:: SOURCE DATA
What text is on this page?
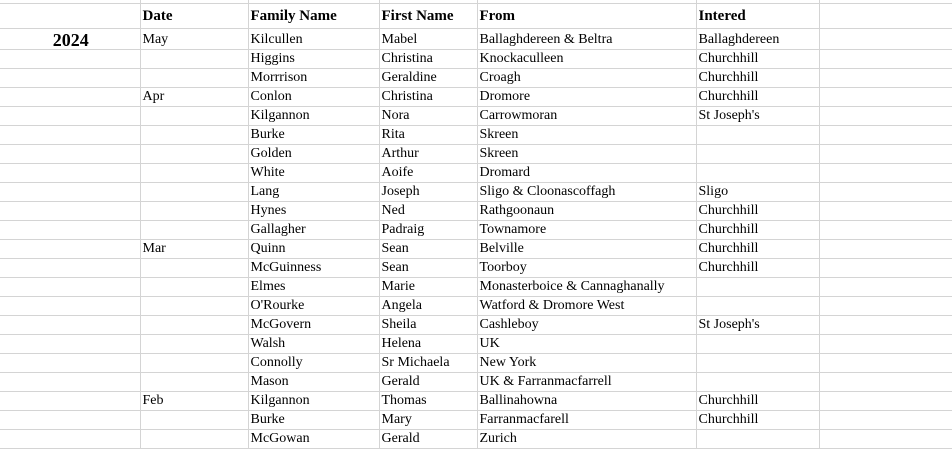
	Date	Family Name	First Name	From	Intered	
2024	May	Kilcullen	Mabel	Ballaghdereen & Beltra	Ballaghdereen	
		Higgins	Christina	Knockaculleen	Churchhill	
		Morrrison	Geraldine	Croagh	Churchhill	
	Apr	Conlon	Christina	Dromore	Churchhill	
		Kilgannon	Nora	Carrowmoran	St Joseph's	
		Burke	Rita	Skreen		
		Golden	Arthur	Skreen		
		White	Aoife	Dromard		
		Lang	Joseph	Sligo & Cloonascoffagh	Sligo	
		Hynes	Ned	Rathgoonaun	Churchhill	
		Gallagher	Padraig	Townamore	Churchhill	
	Mar	Quinn	Sean	Belville	Churchhill	
		McGuinness	Sean	Toorboy	Churchhill	
		Elmes	Marie	Monasterboice & Cannaghanally		
		O'Rourke	Angela	Watford & Dromore West		
		McGovern	Sheila	Cashleboy	St Joseph's	
		Walsh	Helena	UK		
		Connolly	Sr Michaela	New York		
		Mason	Gerald	UK & Farranmacfarrell		
	Feb	Kilgannon	Thomas	Ballinahowna	Churchhill	
		Burke	Mary	Farranmacfarell	Churchhill	
		McGowan	Gerald	Zurich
::::
*EXERCISE GOAL*: Every record above must be given again exactly; drop the pictures.

*THE RESPONSE*:
What text is on this page?
	Date	Family Name	First Name	From	Intered	
2024	May	Kilcullen	Mabel	Ballaghdereen & Beltra	Ballaghdereen	
		Higgins	Christina	Knockaculleen	Churchhill	
		Morrrison	Geraldine	Croagh	Churchhill	
	Apr	Conlon	Christina	Dromore	Churchhill	
		Kilgannon	Nora	Carrowmoran	St Joseph's	
		Burke	Rita	Skreen		
		Golden	Arthur	Skreen		
		White	Aoife	Dromard		
		Lang	Joseph	Sligo & Cloonascoffagh	Sligo	
		Hynes	Ned	Rathgoonaun	Churchhill	
		Gallagher	Padraig	Townamore	Churchhill	
	Mar	Quinn	Sean	Belville	Churchhill	
		McGuinness	Sean	Toorboy	Churchhill	
		Elmes	Marie	Monasterboice & Cannaghanally		
		O'Rourke	Angela	Watford & Dromore West		
		McGovern	Sheila	Cashleboy	St Joseph's	
		Walsh	Helena	UK		
		Connolly	Sr Michaela	New York		
		Mason	Gerald	UK & Farranmacfarrell		
	Feb	Kilgannon	Thomas	Ballinahowna	Churchhill	
		Burke	Mary	Farranmacfarell	Churchhill	
		McGowan	Gerald	Zurich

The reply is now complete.